■ Directions: The listing beneath should be written out in full, exactly as shown.
┄┄┄┄┄┄┄┄┄┄
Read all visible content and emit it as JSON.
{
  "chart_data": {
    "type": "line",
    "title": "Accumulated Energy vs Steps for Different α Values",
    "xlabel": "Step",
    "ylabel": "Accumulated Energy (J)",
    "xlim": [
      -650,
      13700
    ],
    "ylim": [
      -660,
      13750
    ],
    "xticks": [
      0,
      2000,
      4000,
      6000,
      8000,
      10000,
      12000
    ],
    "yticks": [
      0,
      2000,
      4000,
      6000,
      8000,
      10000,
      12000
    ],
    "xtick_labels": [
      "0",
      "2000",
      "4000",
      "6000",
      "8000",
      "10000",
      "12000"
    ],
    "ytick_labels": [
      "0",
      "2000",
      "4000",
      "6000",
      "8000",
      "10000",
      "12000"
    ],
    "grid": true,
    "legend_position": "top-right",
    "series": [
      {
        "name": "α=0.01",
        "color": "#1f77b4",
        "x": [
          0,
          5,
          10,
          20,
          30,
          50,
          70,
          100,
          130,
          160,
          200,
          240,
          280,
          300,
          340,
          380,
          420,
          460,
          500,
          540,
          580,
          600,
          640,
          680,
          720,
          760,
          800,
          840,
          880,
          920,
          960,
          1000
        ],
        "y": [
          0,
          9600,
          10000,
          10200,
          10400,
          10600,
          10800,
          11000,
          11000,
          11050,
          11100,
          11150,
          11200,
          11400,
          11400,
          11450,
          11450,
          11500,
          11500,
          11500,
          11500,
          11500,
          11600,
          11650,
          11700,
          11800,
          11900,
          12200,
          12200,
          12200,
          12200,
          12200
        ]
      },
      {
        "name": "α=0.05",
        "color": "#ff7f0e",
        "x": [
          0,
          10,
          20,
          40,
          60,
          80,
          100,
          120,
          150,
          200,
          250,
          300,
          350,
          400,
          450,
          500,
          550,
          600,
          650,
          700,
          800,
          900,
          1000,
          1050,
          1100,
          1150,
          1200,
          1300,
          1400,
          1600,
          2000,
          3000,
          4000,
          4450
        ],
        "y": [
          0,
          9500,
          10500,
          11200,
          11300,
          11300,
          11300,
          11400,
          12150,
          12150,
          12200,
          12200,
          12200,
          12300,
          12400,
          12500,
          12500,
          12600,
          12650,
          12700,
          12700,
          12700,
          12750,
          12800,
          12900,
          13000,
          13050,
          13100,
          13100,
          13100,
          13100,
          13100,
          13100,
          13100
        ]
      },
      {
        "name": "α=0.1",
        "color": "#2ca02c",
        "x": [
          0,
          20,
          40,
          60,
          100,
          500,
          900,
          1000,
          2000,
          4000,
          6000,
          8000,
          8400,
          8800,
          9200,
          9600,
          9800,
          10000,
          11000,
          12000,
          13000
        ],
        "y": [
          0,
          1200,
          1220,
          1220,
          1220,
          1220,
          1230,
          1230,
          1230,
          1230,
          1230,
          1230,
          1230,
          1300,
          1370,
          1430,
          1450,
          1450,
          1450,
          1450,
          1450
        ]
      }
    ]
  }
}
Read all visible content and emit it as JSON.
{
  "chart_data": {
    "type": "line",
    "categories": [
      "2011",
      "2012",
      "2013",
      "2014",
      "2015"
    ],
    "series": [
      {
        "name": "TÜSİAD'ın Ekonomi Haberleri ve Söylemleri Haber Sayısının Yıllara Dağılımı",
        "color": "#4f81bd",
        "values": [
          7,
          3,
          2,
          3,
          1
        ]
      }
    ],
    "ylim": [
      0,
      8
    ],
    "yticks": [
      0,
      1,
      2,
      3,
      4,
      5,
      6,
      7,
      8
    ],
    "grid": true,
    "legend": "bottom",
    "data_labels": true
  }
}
┄┄┄┄┄┄┄┄┄┄
■ Finished exercise:
Read all visible content and emit it as JSON.
{
  "chart_data": {
    "type": "line",
    "title": "Accumulated Energy vs Steps for Different α Values",
    "xlabel": "Step",
    "ylabel": "Accumulated Energy (J)",
    "xlim": [
      -650,
      13700
    ],
    "ylim": [
      -660,
      13750
    ],
    "xticks": [
      0,
      2000,
      4000,
      6000,
      8000,
      10000,
      12000
    ],
    "yticks": [
      0,
      2000,
      4000,
      6000,
      8000,
      10000,
      12000
    ],
    "xtick_labels": [
      "0",
      "2000",
      "4000",
      "6000",
      "8000",
      "10000",
      "12000"
    ],
    "ytick_labels": [
      "0",
      "2000",
      "4000",
      "6000",
      "8000",
      "10000",
      "12000"
    ],
    "grid": true,
    "legend_position": "top-right",
    "series": [
      {
        "name": "α=0.01",
        "color": "#1f77b4",
        "x": [
          0,
          5,
          10,
          20,
          30,
          50,
          70,
          100,
          130,
          160,
          200,
          240,
          280,
          300,
          340,
          380,
          420,
          460,
          500,
          540,
          580,
          600,
          640,
          680,
          720,
          760,
          800,
          840,
          880,
          920,
          960,
          1000
        ],
        "y": [
          0,
          9600,
          10000,
          10200,
          10400,
          10600,
          10800,
          11000,
          11000,
          11050,
          11100,
          11150,
          11200,
          11400,
          11400,
          11450,
          11450,
          11500,
          11500,
          11500,
          11500,
          11500,
          11600,
          11650,
          11700,
          11800,
          11900,
          12200,
          12200,
          12200,
          12200,
          12200
        ]
      },
      {
        "name": "α=0.05",
        "color": "#ff7f0e",
        "x": [
          0,
          10,
          20,
          40,
          60,
          80,
          100,
          120,
          150,
          200,
          250,
          300,
          350,
          400,
          450,
          500,
          550,
          600,
          650,
          700,
          800,
          900,
          1000,
          1050,
          1100,
          1150,
          1200,
          1300,
          1400,
          1600,
          2000,
          3000,
          4000,
          4450
        ],
        "y": [
          0,
          9500,
          10500,
          11200,
          11300,
          11300,
          11300,
          11400,
          12150,
          12150,
          12200,
          12200,
          12200,
          12300,
          12400,
          12500,
          12500,
          12600,
          12650,
          12700,
          12700,
          12700,
          12750,
          12800,
          12900,
          13000,
          13050,
          13100,
          13100,
          13100,
          13100,
          13100,
          13100,
          13100
        ]
      },
      {
        "name": "α=0.1",
        "color": "#2ca02c",
        "x": [
          0,
          20,
          40,
          60,
          100,
          500,
          900,
          1000,
          2000,
          4000,
          6000,
          8000,
          8400,
          8800,
          9200,
          9600,
          9800,
          10000,
          11000,
          12000,
          13000
        ],
        "y": [
          0,
          1200,
          1220,
          1220,
          1220,
          1220,
          1230,
          1230,
          1230,
          1230,
          1230,
          1230,
          1230,
          1300,
          1370,
          1430,
          1450,
          1450,
          1450,
          1450,
          1450
        ]
      }
    ]
  }
}
Read all visible content and emit it as JSON.
{
  "chart_data": {
    "type": "line",
    "categories": [
      "2011",
      "2012",
      "2013",
      "2014",
      "2015"
    ],
    "series": [
      {
        "name": "TÜSİAD'ın Ekonomi Haberleri ve Söylemleri Haber Sayısının Yıllara Dağılımı",
        "color": "#4f81bd",
        "values": [
          7,
          3,
          2,
          3,
          1
        ]
      }
    ],
    "ylim": [
      0,
      8
    ],
    "yticks": [
      0,
      1,
      2,
      3,
      4,
      5,
      6,
      7,
      8
    ],
    "grid": true,
    "legend": "bottom",
    "data_labels": true
  }
}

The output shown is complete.